--- START Supplied passage ---
It was one-thirty on an icy January morning when I climbed into my beat-up Datsun B210, wrapping-up my shift as a pizza delivery driver for Drexel Hill Style Pizza in Broomall.

I started the light-as-a-feather car - which was parked on an incline in front of store, - maneuvered the gear shifter into reverse and kept my foot on the break since there were cars behind me waiting for the light to turn green at the nearby intersection.

("Dottie," I should add, had been rebuilt the year before after a near-totaling accident so her guts – especially the transmission – were not exactly working like-new)

When I had shifted into reverse the car rocked, and the momentum caused the car to slide down the short hill into the intersection and – BANG – right into the side of a brand new Cadillac.

With the driver and his wife screaming at the hapless eighteen year-old that was me at the time, Marple-Newtown's finest arrived and told me to move the car.

It started – it revved – it screamed and then rocketed forward, heading straight through the shop's window.

When "Dottie" came to a stop I looked up and over the dashboard. All I saw was the electric PIZZA sign, swinging slowly back and forth, bleeding neon. Ernie, the original owner of the shop ran over. "Ken, wha' you do to my store??"

Thus ended my short career as a delivery driver for Drexel Hill Style Pizza on the night I turned it into a drive-thru.
--- END Supplied passage ---
To be done.
[a] Answer these questions about the pizza delivery story, one answer per line, marked (i), (ii) and (iii):
(i) What make and model of car did the narrator drive?
(ii) What kind of car did the narrator's car slide into at the intersection?
(iii) What was the name of the shop's original owner?
[b] In the entries, revise the lines from the first one through the line containing "Detect and localize", replacing "align-button" with "alignment-button" and leaving everything else unchanged. Give back only those lines, without the pictures.
The story and the entries that follow were gathered from unrelated sources.
--- START Source data ---
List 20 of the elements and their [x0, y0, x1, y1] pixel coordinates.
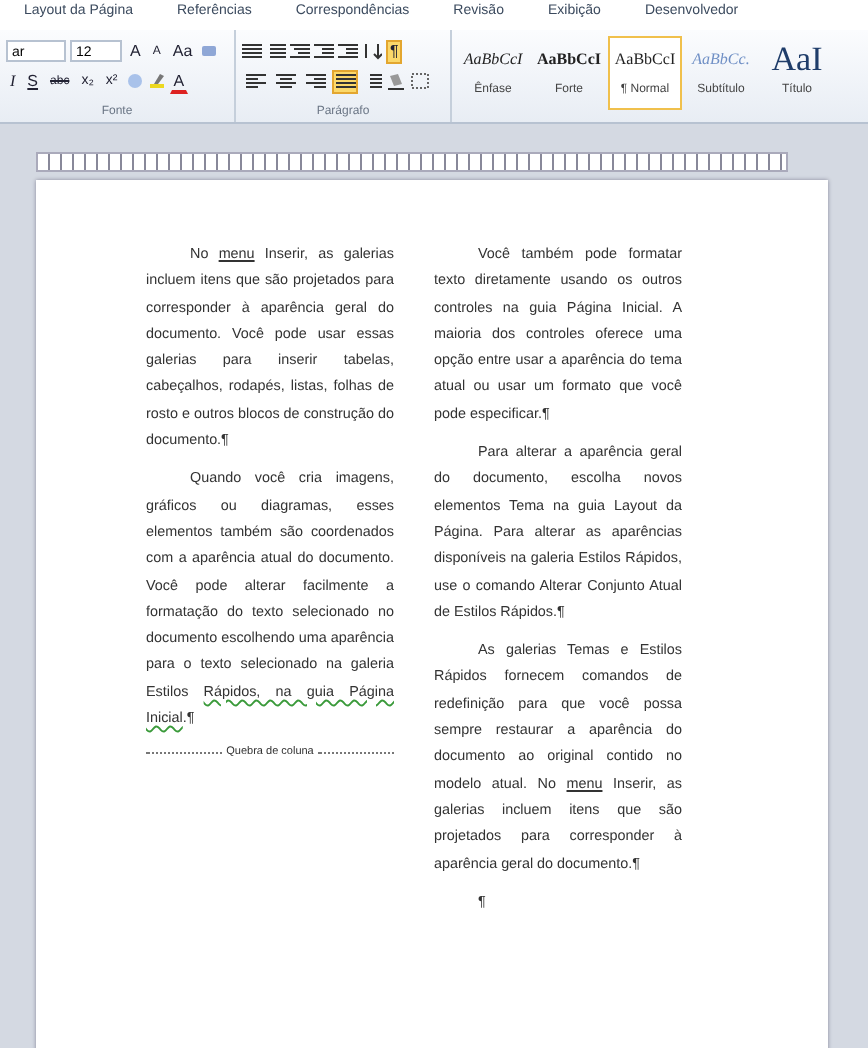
- align-button[interactable]: [332, 69, 358, 93]
- bullets-icon: [242, 42, 262, 60]
- multilevel-list-icon: [290, 42, 310, 60]
- sort-icon: [362, 42, 382, 60]
- show-marks-button[interactable]: ¶: [386, 39, 403, 63]
- underline-button[interactable]: S: [23, 69, 43, 93]
- change-case-button[interactable]: Aa: [168, 39, 197, 63]
- shading-icon: [386, 72, 406, 90]
- align-button[interactable]: [302, 69, 328, 93]
- highlighter-icon[interactable]: [147, 72, 166, 90]
- italic-button[interactable]: I: [6, 69, 20, 93]
- align-button[interactable]: [272, 69, 298, 93]
- numbering-icon: [266, 42, 286, 60]
- font-color-button[interactable]: A: [169, 69, 189, 93]
- increase-indent-icon: [338, 42, 358, 60]
- decrease-indent-icon: [314, 42, 334, 60]
- align-button[interactable]: [242, 69, 268, 93]
- grow-font-button[interactable]: A: [126, 39, 145, 63]
- horizontal-ruler[interactable]: [36, 152, 788, 172]
- borders-icon: [410, 72, 430, 90]
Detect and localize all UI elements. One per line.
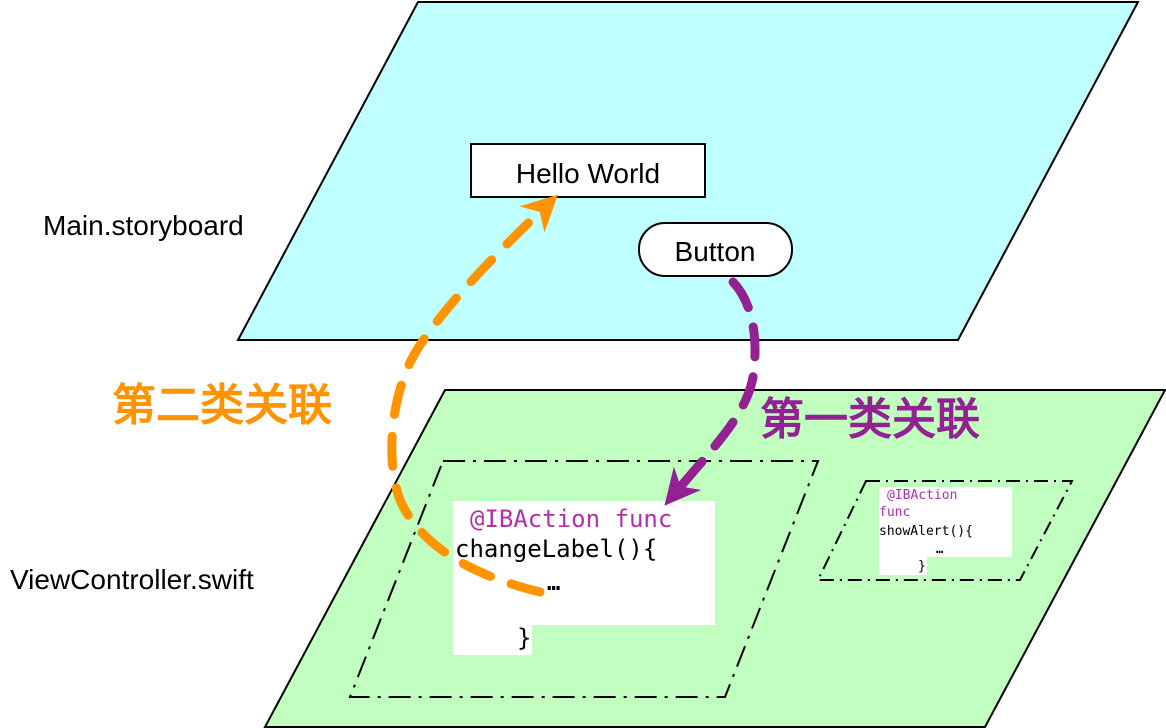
second-connection-label: 第二类关联	[112, 380, 332, 431]
code-close-brace: }	[517, 624, 531, 652]
code-keyword: func	[879, 505, 910, 520]
code-keyword: @IBAction func	[470, 505, 672, 533]
diagram-canvas: Main.storyboard Hello World Button ViewC…	[10, 0, 1166, 728]
code-function-name: changeLabel(){	[455, 535, 657, 563]
code-close-brace: }	[918, 559, 926, 574]
controller-layer-label: ViewController.swift	[10, 564, 254, 595]
storyboard-layer-label: Main.storyboard	[43, 210, 244, 241]
code-keyword: @IBAction	[887, 488, 957, 503]
storyboard-button-text: Button	[675, 236, 756, 267]
code-ellipsis: …	[936, 542, 943, 556]
hello-world-text: Hello World	[516, 158, 660, 189]
code-ellipsis: …	[547, 571, 560, 596]
code-function-name: showAlert(){	[879, 524, 973, 539]
first-connection-label: 第一类关联	[760, 394, 980, 445]
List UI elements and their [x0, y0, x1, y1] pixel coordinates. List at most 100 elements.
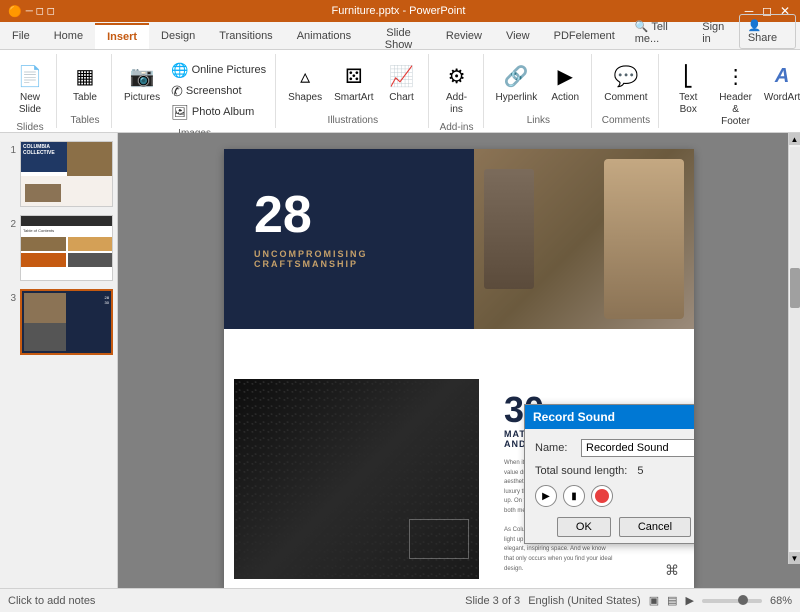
textbox-button[interactable]: ⎣ Text Box	[667, 58, 710, 118]
view-slide-sorter-icon[interactable]: ▤	[667, 594, 677, 607]
ribbon-content: 📄 New Slide Slides ▦ Table Tables 📷 Pict	[0, 50, 800, 132]
chart-button[interactable]: 📈 Chart	[382, 58, 422, 106]
tab-animations[interactable]: Animations	[285, 23, 363, 49]
ribbon-group-tables: ▦ Table Tables	[59, 54, 112, 128]
tab-file[interactable]: File	[0, 23, 42, 49]
dialog-name-row: Name:	[535, 439, 694, 457]
ribbon-group-text: ⎣ Text Box ⋮ Header& Footer A WordArt Ω …	[661, 54, 800, 128]
slide-thumb-3[interactable]: 3 2830	[4, 289, 113, 355]
s3-text: 2830	[105, 295, 109, 305]
new-slide-label: New Slide	[14, 92, 46, 116]
addins-label: Add-ins	[441, 92, 473, 116]
header-footer-button[interactable]: ⋮ Header& Footer	[714, 58, 757, 130]
ribbon-group-addins: ⚙ Add-ins Add-ins	[431, 54, 484, 128]
ok-button[interactable]: OK	[557, 517, 611, 537]
slide-photo-right	[474, 149, 694, 329]
tab-home[interactable]: Home	[42, 23, 95, 49]
tab-slideshow[interactable]: Slide Show	[363, 23, 434, 49]
view-normal-icon[interactable]: ▣	[649, 594, 659, 607]
header-footer-icon: ⋮	[720, 60, 752, 92]
online-pictures-button[interactable]: 🌐 Online Pictures	[168, 61, 269, 80]
dialog-name-label: Name:	[535, 442, 575, 454]
tab-transitions[interactable]: Transitions	[207, 23, 284, 49]
comment-icon: 💬	[610, 60, 642, 92]
slide-bottom-img	[234, 379, 479, 579]
stop-button[interactable]: ▮	[563, 485, 585, 507]
shapes-icon: ▵	[289, 60, 321, 92]
slide-num-1: 1	[4, 145, 16, 156]
view-reading-icon[interactable]: ▶	[686, 594, 694, 607]
pictures-button[interactable]: 📷 Pictures	[120, 58, 164, 106]
comment-button[interactable]: 💬 Comment	[600, 58, 651, 106]
table-button[interactable]: ▦ Table	[65, 58, 105, 106]
new-slide-button[interactable]: 📄 New Slide	[10, 58, 50, 118]
s2-content: Table of Contents	[21, 226, 112, 235]
slide-info: Slide 3 of 3	[465, 595, 520, 607]
slide-img-1: COLUMBIACOLLECTIVE	[20, 141, 113, 207]
wordart-icon: A	[766, 60, 798, 92]
addins-group-items: ⚙ Add-ins	[437, 54, 477, 122]
slide-num-2: 2	[4, 219, 16, 230]
chart-icon: 📈	[386, 60, 418, 92]
dialog-sound-length-label: Total sound length:	[535, 465, 627, 477]
click-to-add-notes[interactable]: Click to add notes	[8, 595, 95, 607]
zoom-slider[interactable]	[702, 599, 762, 603]
links-group-items: 🔗 Hyperlink ▶ Action	[492, 54, 586, 115]
smartart-button[interactable]: ⚄ SmartArt	[330, 58, 377, 106]
s1-logo-text: COLUMBIACOLLECTIVE	[23, 144, 55, 156]
scroll-down-button[interactable]: ▼	[789, 552, 800, 564]
wordart-button[interactable]: A WordArt	[761, 58, 800, 106]
slide-cursor: ⌘	[665, 562, 679, 579]
hyperlink-button[interactable]: 🔗 Hyperlink	[492, 58, 542, 106]
table-icon: ▦	[69, 60, 101, 92]
wordart-label: WordArt	[764, 92, 800, 104]
tab-design[interactable]: Design	[149, 23, 207, 49]
scroll-thumb[interactable]	[790, 268, 800, 308]
table-label: Table	[73, 92, 97, 104]
action-label: Action	[551, 92, 579, 104]
tab-review[interactable]: Review	[434, 23, 494, 49]
signin-button[interactable]: Sign in	[694, 17, 739, 49]
canvas-area: 28 UNCOMPROMISINGCRAFTSMANSHIP 30 MATERI…	[118, 133, 800, 588]
screenshot-button[interactable]: ✆ Screenshot	[168, 82, 269, 101]
comments-group-label: Comments	[602, 115, 650, 128]
photo-album-icon: 🖼	[171, 104, 189, 121]
slide-thumb-2[interactable]: 2 Table of Contents	[4, 215, 113, 281]
main-area: 1 COLUMBIACOLLECTIVE 2 Table of Contents	[0, 133, 800, 588]
cancel-button[interactable]: Cancel	[619, 517, 691, 537]
header-footer-label: Header& Footer	[718, 92, 753, 128]
ribbon: File Home Insert Design Transitions Anim…	[0, 22, 800, 133]
addins-icon: ⚙	[441, 60, 473, 92]
shapes-button[interactable]: ▵ Shapes	[284, 58, 326, 106]
slide-canvas: 28 UNCOMPROMISINGCRAFTSMANSHIP 30 MATERI…	[224, 149, 694, 588]
dialog-action-buttons: OK Cancel	[535, 517, 694, 537]
record-button[interactable]	[591, 485, 613, 507]
action-icon: ▶	[549, 60, 581, 92]
pictures-label: Pictures	[124, 92, 160, 104]
share-button[interactable]: 👤 Share	[739, 14, 796, 49]
addins-button[interactable]: ⚙ Add-ins	[437, 58, 477, 118]
smartart-icon: ⚄	[338, 60, 370, 92]
photo-album-button[interactable]: 🖼 Photo Album	[168, 103, 269, 122]
dialog-length-row: Total sound length: 5	[535, 465, 694, 477]
dialog-name-input[interactable]	[581, 439, 694, 457]
slide-img-3: 2830	[20, 289, 113, 355]
scroll-up-button[interactable]: ▲	[789, 133, 800, 145]
action-button[interactable]: ▶ Action	[545, 58, 585, 106]
slide-thumb-1[interactable]: 1 COLUMBIACOLLECTIVE	[4, 141, 113, 207]
textbox-icon: ⎣	[672, 60, 704, 92]
play-button[interactable]: ▶	[535, 485, 557, 507]
tab-pdfelement[interactable]: PDFelement	[542, 23, 627, 49]
tab-insert[interactable]: Insert	[95, 23, 149, 49]
tell-me-input[interactable]: 🔍 Tell me...	[627, 16, 694, 49]
dialog-title: Record Sound	[533, 410, 615, 424]
slides-group-items: 📄 New Slide	[10, 54, 50, 122]
vertical-scrollbar: ▲ ▼	[788, 133, 800, 564]
online-pictures-label: Online Pictures	[192, 64, 267, 76]
ribbon-group-images: 📷 Pictures 🌐 Online Pictures ✆ Screensho…	[114, 54, 276, 128]
tab-view[interactable]: View	[494, 23, 542, 49]
tables-group-items: ▦ Table	[65, 54, 105, 115]
slide-num-3: 3	[4, 293, 16, 304]
online-pictures-icon: 🌐	[171, 62, 188, 79]
slide-img-2: Table of Contents	[20, 215, 113, 281]
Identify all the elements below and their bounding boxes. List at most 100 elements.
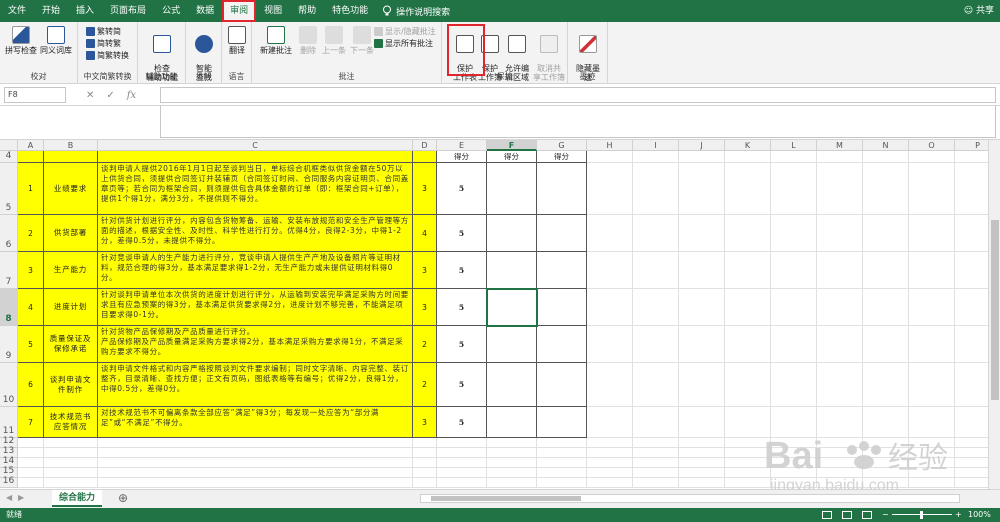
cell-empty[interactable] (44, 448, 98, 458)
cell-empty[interactable] (909, 215, 955, 252)
cell-empty[interactable] (537, 478, 587, 488)
cell-empty[interactable] (679, 363, 725, 407)
cell-score-e[interactable]: 5 (437, 252, 487, 289)
cell-max-score[interactable]: 3 (413, 252, 437, 289)
cell-score-e[interactable]: 5 (437, 163, 487, 215)
cell-empty[interactable] (413, 458, 437, 468)
cell-empty[interactable] (633, 448, 679, 458)
cell-i4[interactable] (633, 151, 679, 163)
cell-empty[interactable] (725, 252, 771, 289)
cell-criteria-text[interactable]: 对技术规范书不可偏离条款全部应答“满足”得3分；每发现一处应答为“部分满足”或“… (98, 407, 413, 438)
delete-comment-button[interactable]: 删除 (296, 26, 320, 55)
cell-item-name[interactable]: 生产能力 (44, 252, 98, 289)
cell-empty[interactable] (633, 163, 679, 215)
cell-empty[interactable] (18, 438, 44, 448)
cell-score-g[interactable] (537, 407, 587, 438)
cell-empty[interactable] (909, 289, 955, 326)
cell-score-e[interactable]: 5 (437, 363, 487, 407)
column-header-j[interactable]: J (679, 140, 725, 151)
cell-empty[interactable] (537, 458, 587, 468)
cell-empty[interactable] (725, 289, 771, 326)
cell-empty[interactable] (955, 163, 988, 215)
next-sheet-icon[interactable]: ▶ (18, 493, 24, 502)
cell-score-e[interactable]: 5 (437, 215, 487, 252)
cell-empty[interactable] (679, 458, 725, 468)
row-header-8[interactable]: 8 (0, 289, 18, 326)
cell-empty[interactable] (679, 448, 725, 458)
cell-empty[interactable] (679, 289, 725, 326)
scrollbar-thumb[interactable] (991, 220, 999, 400)
cell-item-name[interactable]: 技术规范书应答情况 (44, 407, 98, 438)
cell-empty[interactable] (587, 438, 633, 448)
cell-empty[interactable] (725, 163, 771, 215)
cell-empty[interactable] (487, 458, 537, 468)
zoom-out-icon[interactable]: − (882, 508, 889, 522)
cell-empty[interactable] (587, 215, 633, 252)
sheet-tab-active[interactable]: 综合能力 (52, 490, 103, 507)
cell-empty[interactable] (955, 363, 988, 407)
cell-empty[interactable] (633, 438, 679, 448)
cell-empty[interactable] (587, 468, 633, 478)
cell-empty[interactable] (725, 363, 771, 407)
cell-empty[interactable] (955, 215, 988, 252)
cell-empty[interactable] (587, 478, 633, 488)
column-header-p[interactable]: P (955, 140, 988, 151)
cell-item-name[interactable]: 供货部署 (44, 215, 98, 252)
row-header-7[interactable]: 7 (0, 252, 18, 289)
cell-score-g[interactable] (537, 289, 587, 326)
cell-item-name[interactable]: 业绩要求 (44, 163, 98, 215)
cell-empty[interactable] (587, 326, 633, 363)
cell-criteria-text[interactable]: 谈判申请人提供2016年1月1日起至谈判当日，单标综合机框类似供货金额在50万以… (98, 163, 413, 215)
cell-score-f[interactable] (487, 363, 537, 407)
cell-empty[interactable] (537, 448, 587, 458)
cell-criteria-text[interactable]: 针对竞谈申请人的生产能力进行评分，竞谈申请人提供生产产地及设备照片等证明材料，规… (98, 252, 413, 289)
cell-empty[interactable] (98, 478, 413, 488)
cell-empty[interactable] (44, 438, 98, 448)
column-header-g[interactable]: G (537, 140, 587, 151)
cell-empty[interactable] (44, 468, 98, 478)
row-header-11[interactable]: 11 (0, 407, 18, 438)
tab-help[interactable]: 帮助 (290, 0, 324, 22)
column-header-o[interactable]: O (909, 140, 955, 151)
cell-empty[interactable] (817, 163, 863, 215)
cell-empty[interactable] (817, 326, 863, 363)
cell-empty[interactable] (679, 163, 725, 215)
prev-sheet-icon[interactable]: ◀ (6, 493, 12, 502)
column-header-n[interactable]: N (863, 140, 909, 151)
cell-score-e[interactable]: 5 (437, 407, 487, 438)
show-all-comments-button[interactable]: 显示所有批注 (374, 38, 433, 49)
cell-empty[interactable] (487, 468, 537, 478)
cell-empty[interactable] (587, 163, 633, 215)
cell-max-score[interactable]: 2 (413, 326, 437, 363)
cell-empty[interactable] (537, 468, 587, 478)
cell-a4[interactable] (18, 151, 44, 163)
cell-index[interactable]: 2 (18, 215, 44, 252)
cell-index[interactable]: 6 (18, 363, 44, 407)
confirm-icon[interactable]: ✓ (106, 90, 114, 101)
cell-f4[interactable]: 得分 (487, 151, 537, 163)
cell-empty[interactable] (633, 326, 679, 363)
translate-button[interactable]: 翻译 (224, 26, 250, 55)
cell-index[interactable]: 7 (18, 407, 44, 438)
cell-item-name[interactable]: 谈判申请文件制作 (44, 363, 98, 407)
cell-criteria-text[interactable]: 针对供货计划进行评分，内容包含货物筹备、运输、安装布放规范和安全生产管理等方面的… (98, 215, 413, 252)
column-header-h[interactable]: H (587, 140, 633, 151)
cell-empty[interactable] (909, 326, 955, 363)
cell-max-score[interactable]: 3 (413, 407, 437, 438)
cell-empty[interactable] (863, 163, 909, 215)
cell-empty[interactable] (587, 252, 633, 289)
cell-empty[interactable] (863, 252, 909, 289)
cell-empty[interactable] (44, 458, 98, 468)
cell-score-f[interactable] (487, 326, 537, 363)
cell-empty[interactable] (771, 215, 817, 252)
fx-icon[interactable]: fx (127, 90, 136, 101)
cell-empty[interactable] (587, 407, 633, 438)
cell-empty[interactable] (633, 407, 679, 438)
cell-empty[interactable] (537, 438, 587, 448)
cell-empty[interactable] (587, 458, 633, 468)
tab-view[interactable]: 视图 (256, 0, 290, 22)
cell-score-g[interactable] (537, 363, 587, 407)
row-header-5[interactable]: 5 (0, 163, 18, 215)
cell-empty[interactable] (98, 438, 413, 448)
cell-empty[interactable] (863, 215, 909, 252)
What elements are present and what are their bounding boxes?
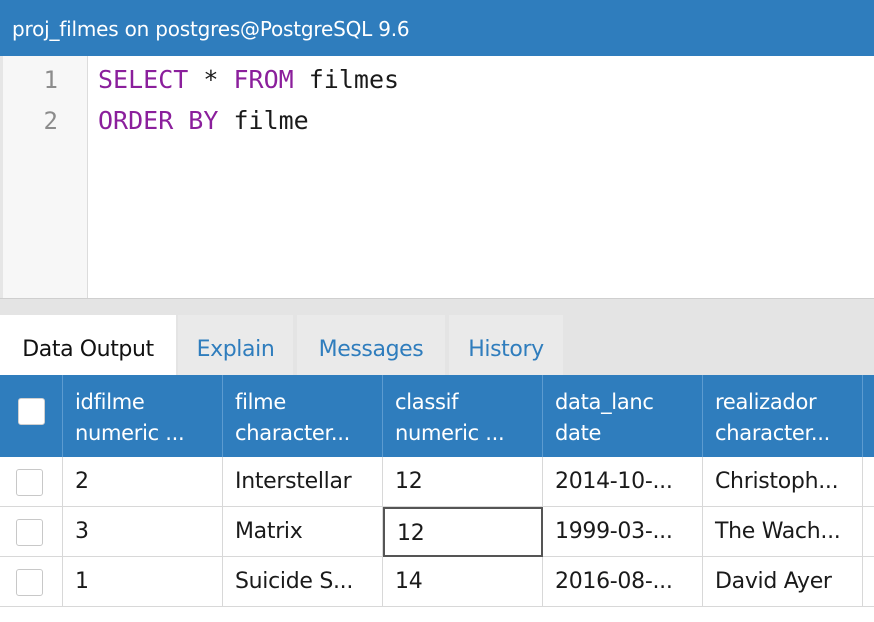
--- END Source data ---
Exercise solutions.
[a]
(i) A Datsun B210
(ii) A brand new Cadillac
(iii) Ernie

[b]
List 20 of the elements and their [x0, y0, x1, y1] pixel coordinates.
- alignment-button[interactable]: [332, 69, 358, 93]
- bullets-icon: [242, 42, 262, 60]
- multilevel-list-icon: [290, 42, 310, 60]
- sort-icon: [362, 42, 382, 60]
- show-marks-button[interactable]: ¶: [386, 39, 403, 63]
- underline-button[interactable]: S: [23, 69, 43, 93]
- change-case-button[interactable]: Aa: [168, 39, 197, 63]
- shading-icon: [386, 72, 406, 90]
- alignment-button[interactable]: [302, 69, 328, 93]
- highlighter-icon[interactable]: [147, 72, 166, 90]
- italic-button[interactable]: I: [6, 69, 20, 93]
- alignment-button[interactable]: [272, 69, 298, 93]
- numbering-icon: [266, 42, 286, 60]
- font-color-button[interactable]: A: [169, 69, 189, 93]
- increase-indent-icon: [338, 42, 358, 60]
- decrease-indent-icon: [314, 42, 334, 60]
- alignment-button[interactable]: [242, 69, 268, 93]
- grow-font-button[interactable]: A: [126, 39, 145, 63]
- horizontal-ruler[interactable]: [36, 152, 788, 172]
- borders-icon: [410, 72, 430, 90]
Detect and localize all UI elements. One per line.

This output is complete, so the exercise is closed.